Write out every one of the records below word for word, keeping each line unchanged.

Dataset entries
= = = =

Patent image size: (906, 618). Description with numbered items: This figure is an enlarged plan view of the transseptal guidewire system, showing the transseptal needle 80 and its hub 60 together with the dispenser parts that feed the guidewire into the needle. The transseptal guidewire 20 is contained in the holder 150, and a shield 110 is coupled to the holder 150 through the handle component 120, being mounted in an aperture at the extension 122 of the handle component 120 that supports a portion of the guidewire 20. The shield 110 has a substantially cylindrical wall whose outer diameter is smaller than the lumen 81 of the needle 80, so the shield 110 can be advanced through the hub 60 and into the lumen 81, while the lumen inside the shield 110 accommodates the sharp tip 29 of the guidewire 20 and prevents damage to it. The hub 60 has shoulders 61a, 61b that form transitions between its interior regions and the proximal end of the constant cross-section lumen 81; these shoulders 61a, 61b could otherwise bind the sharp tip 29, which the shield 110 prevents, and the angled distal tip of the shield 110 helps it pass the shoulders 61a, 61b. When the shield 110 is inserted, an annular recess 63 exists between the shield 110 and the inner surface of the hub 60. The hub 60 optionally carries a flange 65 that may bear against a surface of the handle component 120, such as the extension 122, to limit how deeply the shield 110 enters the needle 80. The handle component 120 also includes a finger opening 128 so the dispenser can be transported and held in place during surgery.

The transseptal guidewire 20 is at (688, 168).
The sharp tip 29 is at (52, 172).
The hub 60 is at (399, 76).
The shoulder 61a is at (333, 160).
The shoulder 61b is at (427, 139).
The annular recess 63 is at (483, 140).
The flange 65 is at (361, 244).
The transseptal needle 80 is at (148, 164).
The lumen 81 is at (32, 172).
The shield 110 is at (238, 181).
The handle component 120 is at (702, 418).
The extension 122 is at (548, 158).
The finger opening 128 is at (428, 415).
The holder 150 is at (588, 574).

= = = =

• Response for this exercise:
Patent image size: (906, 618). Description with numbered items: This figure is an enlarged plan view of the transseptal guidewire system, showing the transseptal needle 80 and its hub 60 together with the dispenser parts that feed the guidewire into the needle. The transseptal guidewire 20 is contained in the holder 150, and a shield 110 is coupled to the holder 150 through the handle component 120, being mounted in an aperture at the extension 122 of the handle component 120 that supports a portion of the guidewire 20. The shield 110 has a substantially cylindrical wall whose outer diameter is smaller than the lumen 81 of the needle 80, so the shield 110 can be advanced through the hub 60 and into the lumen 81, while the lumen inside the shield 110 accommodates the sharp tip 29 of the guidewire 20 and prevents damage to it. The hub 60 has shoulders 61a, 61b that form transitions between its interior regions and the proximal end of the constant cross-section lumen 81; these shoulders 61a, 61b could otherwise bind the sharp tip 29, which the shield 110 prevents, and the angled distal tip of the shield 110 helps it pass the shoulders 61a, 61b. When the shield 110 is inserted, an annular recess 63 exists between the shield 110 and the inner surface of the hub 60. The hub 60 optionally carries a flange 65 that may bear against a surface of the handle component 120, such as the extension 122, to limit how deeply the shield 110 enters the needle 80. The handle component 120 also includes a finger opening 128 so the dispenser can be transported and held in place during surgery.

The transseptal guidewire 20 is at (688, 168).
The sharp tip 29 is at (52, 172).
The hub 60 is at (399, 76).
The shoulder 61a is at (333, 160).
The shoulder 61b is at (427, 139).
The annular recess 63 is at (483, 140).
The flange 65 is at (361, 244).
The transseptal needle 80 is at (148, 164).
The lumen 81 is at (32, 172).
The shield 110 is at (238, 181).
The handle component 120 is at (702, 418).
The extension 122 is at (548, 158).
The finger opening 128 is at (428, 415).
The holder 150 is at (588, 574).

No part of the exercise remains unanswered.